== DATA EXTRACT ==
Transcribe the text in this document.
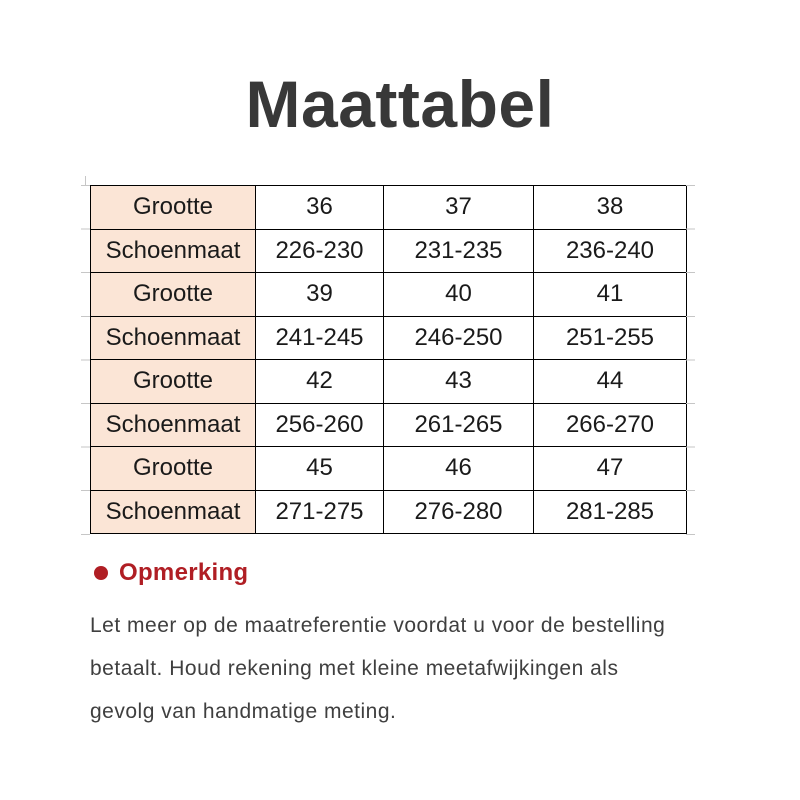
Maattabel
Grootte	36	37	38
Schoenmaat	226-230	231-235	236-240
Grootte	39	40	41
Schoenmaat	241-245	246-250	251-255
Grootte	42	43	44
Schoenmaat	256-260	261-265	266-270
Grootte	45	46	47
Schoenmaat	271-275	276-280	281-285
Opmerking
Let meer op de maatreferentie voordat u voor de bestelling
betaalt. Houd rekening met kleine meetafwijkingen als
gevolg van handmatige meting.
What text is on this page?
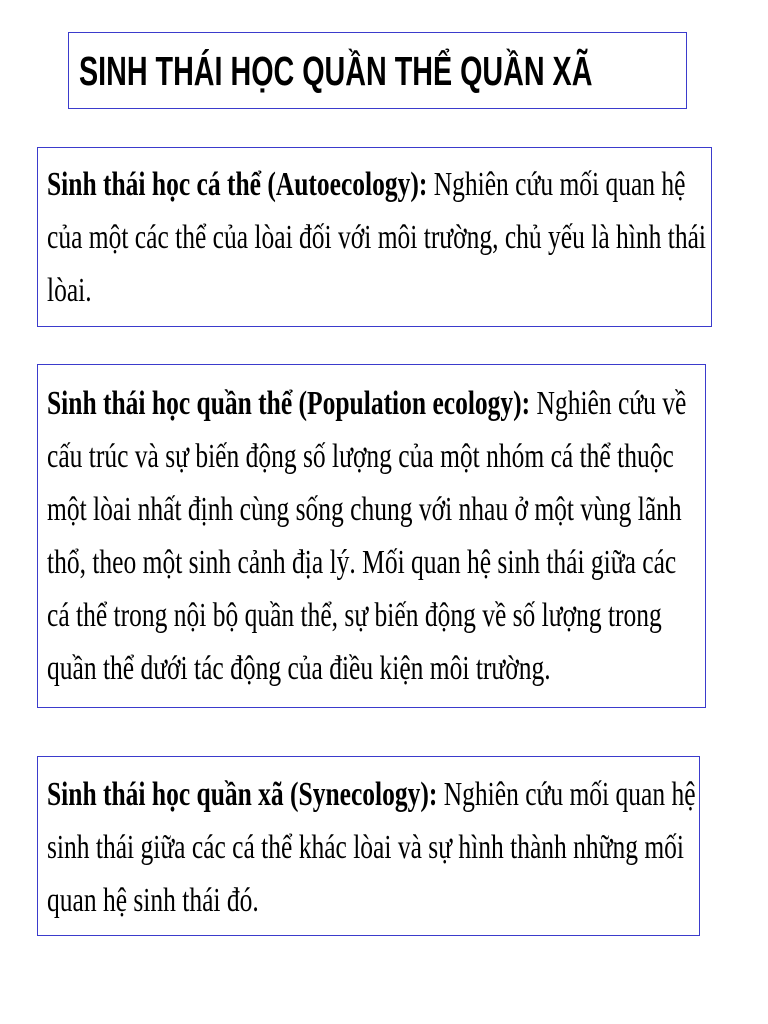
SINH THÁI HỌC QUẦN THỂ QUẦN XÃ

Sinh thái học cá thể (Autoecology): Nghiên cứu mối quan hệ của một các thể của lòai đối với môi trường, chủ yếu là hình thái lòai.

Sinh thái học quần thể (Population ecology): Nghiên cứu về cấu trúc và sự biến động số lượng của một nhóm cá thể thuộc một lòai nhất định cùng sống chung với nhau ở một vùng lãnh thổ, theo một sinh cảnh địa lý. Mối quan hệ sinh thái giữa các cá thể trong nội bộ quần thể, sự biến động về số lượng trong quần thể dưới tác động của điều kiện môi trường.

Sinh thái học quần xã (Synecology): Nghiên cứu mối quan hệ sinh thái giữa các cá thể khác lòai và sự hình thành những mối quan hệ sinh thái đó.
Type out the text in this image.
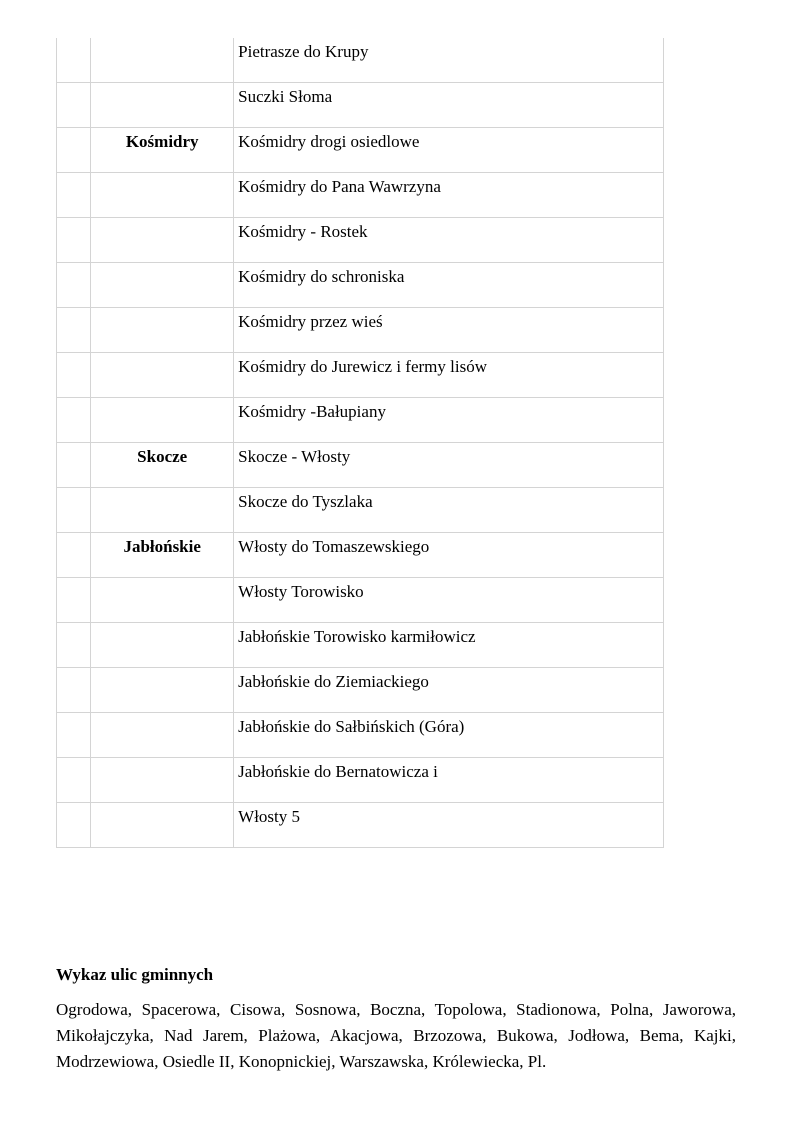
		Pietrasze do Krupy

		Suczki Słoma

	Kośmidry	Kośmidry drogi osiedlowe

		Kośmidry do Pana Wawrzyna

		Kośmidry - Rostek

		Kośmidry do schroniska

		Kośmidry przez wieś

		Kośmidry do Jurewicz i fermy lisów

		Kośmidry -Bałupiany

	Skocze	Skocze - Włosty

		Skocze do Tyszlaka

	Jabłońskie	Włosty do Tomaszewskiego

		Włosty Torowisko

		Jabłońskie Torowisko karmiłowicz

		Jabłońskie do Ziemiackiego

		Jabłońskie do Sałbińskich (Góra)

		Jabłońskie do Bernatowicza i

		Włosty 5
Wykaz ulic gminnych

Ogrodowa, Spacerowa, Cisowa, Sosnowa, Boczna, Topolowa, Stadionowa, Polna, Jaworowa, Mikołajczyka, Nad Jarem, Plażowa, Akacjowa, Brzozowa, Bukowa, Jodłowa, Bema, Kajki, Modrzewiowa, Osiedle II, Konopnickiej, Warszawska, Królewiecka, Pl.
===
* TASK DESCRIPTION
Take the entries shown above and quote them verbatim, passing over the pictures.

* SOLUTION TO THIS PROBLEM
Transcribe the text in this document.
Maattabel
Grootte	36	37	38
Schoenmaat	226-230	231-235	236-240
Grootte	39	40	41
Schoenmaat	241-245	246-250	251-255
Grootte	42	43	44
Schoenmaat	256-260	261-265	266-270
Grootte	45	46	47
Schoenmaat	271-275	276-280	281-285
Opmerking
Let meer op de maatreferentie voordat u voor de bestelling
betaalt. Houd rekening met kleine meetafwijkingen als
gevolg van handmatige meting.
What text is on this page?
SINH THÁI HỌC QUẦN THỂ QUẦN XÃ

Sinh thái học cá thể (Autoecology): Nghiên cứu mối quan hệ của một các thể của lòai đối với môi trường, chủ yếu là hình thái lòai.

Sinh thái học quần thể (Population ecology): Nghiên cứu về cấu trúc và sự biến động số lượng của một nhóm cá thể thuộc một lòai nhất định cùng sống chung với nhau ở một vùng lãnh thổ, theo một sinh cảnh địa lý. Mối quan hệ sinh thái giữa các cá thể trong nội bộ quần thể, sự biến động về số lượng trong quần thể dưới tác động của điều kiện môi trường.

Sinh thái học quần xã (Synecology): Nghiên cứu mối quan hệ sinh thái giữa các cá thể khác lòai và sự hình thành những mối quan hệ sinh thái đó.
Type out the text in this image.
		Pietrasze do Krupy

		Suczki Słoma

	Kośmidry	Kośmidry drogi osiedlowe

		Kośmidry do Pana Wawrzyna

		Kośmidry - Rostek

		Kośmidry do schroniska

		Kośmidry przez wieś

		Kośmidry do Jurewicz i fermy lisów

		Kośmidry -Bałupiany

	Skocze	Skocze - Włosty

		Skocze do Tyszlaka

	Jabłońskie	Włosty do Tomaszewskiego

		Włosty Torowisko

		Jabłońskie Torowisko karmiłowicz

		Jabłońskie do Ziemiackiego

		Jabłońskie do Sałbińskich (Góra)

		Jabłońskie do Bernatowicza i

		Włosty 5
Wykaz ulic gminnych

Ogrodowa, Spacerowa, Cisowa, Sosnowa, Boczna, Topolowa, Stadionowa, Polna, Jaworowa, Mikołajczyka, Nad Jarem, Plażowa, Akacjowa, Brzozowa, Bukowa, Jodłowa, Bema, Kajki, Modrzewiowa, Osiedle II, Konopnickiej, Warszawska, Królewiecka, Pl.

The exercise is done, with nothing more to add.